* Directive *
Extract every line below that contains the word "highlighted".

================

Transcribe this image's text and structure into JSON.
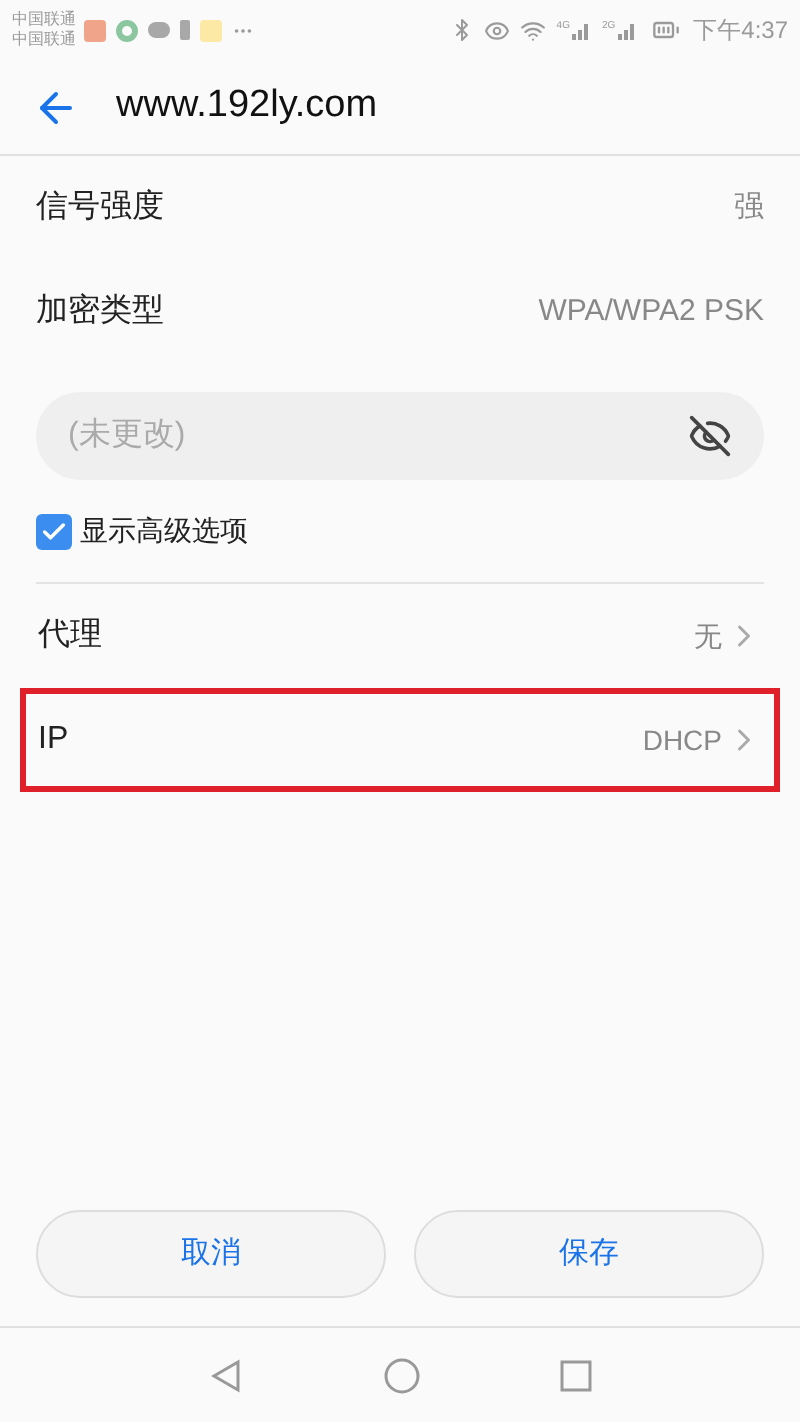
{
  "status_bar": {
    "carriers": [
      "中国联通",
      "中国联通"
    ],
    "network_labels": [
      "4G",
      "2G"
    ],
    "time": "下午4:37"
  },
  "header": {
    "title": "www.192ly.com"
  },
  "info_rows": [
    {
      "label": "信号强度",
      "value": "强"
    },
    {
      "label": "加密类型",
      "value": "WPA/WPA2 PSK"
    }
  ],
  "password_field": {
    "placeholder": "(未更改)",
    "visible": false
  },
  "advanced_option": {
    "label": "显示高级选项",
    "checked": true
  },
  "setting_rows": [
    {
      "label": "代理",
      "value": "无",
      "highlighted": false
    },
    {
      "label": "IP",
      "value": "DHCP",
      "highlighted": true
    }
  ],
  "buttons": [
    "取消",
    "保存"
  ]
}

================

* Final answer *
      "highlighted": false
      "highlighted": true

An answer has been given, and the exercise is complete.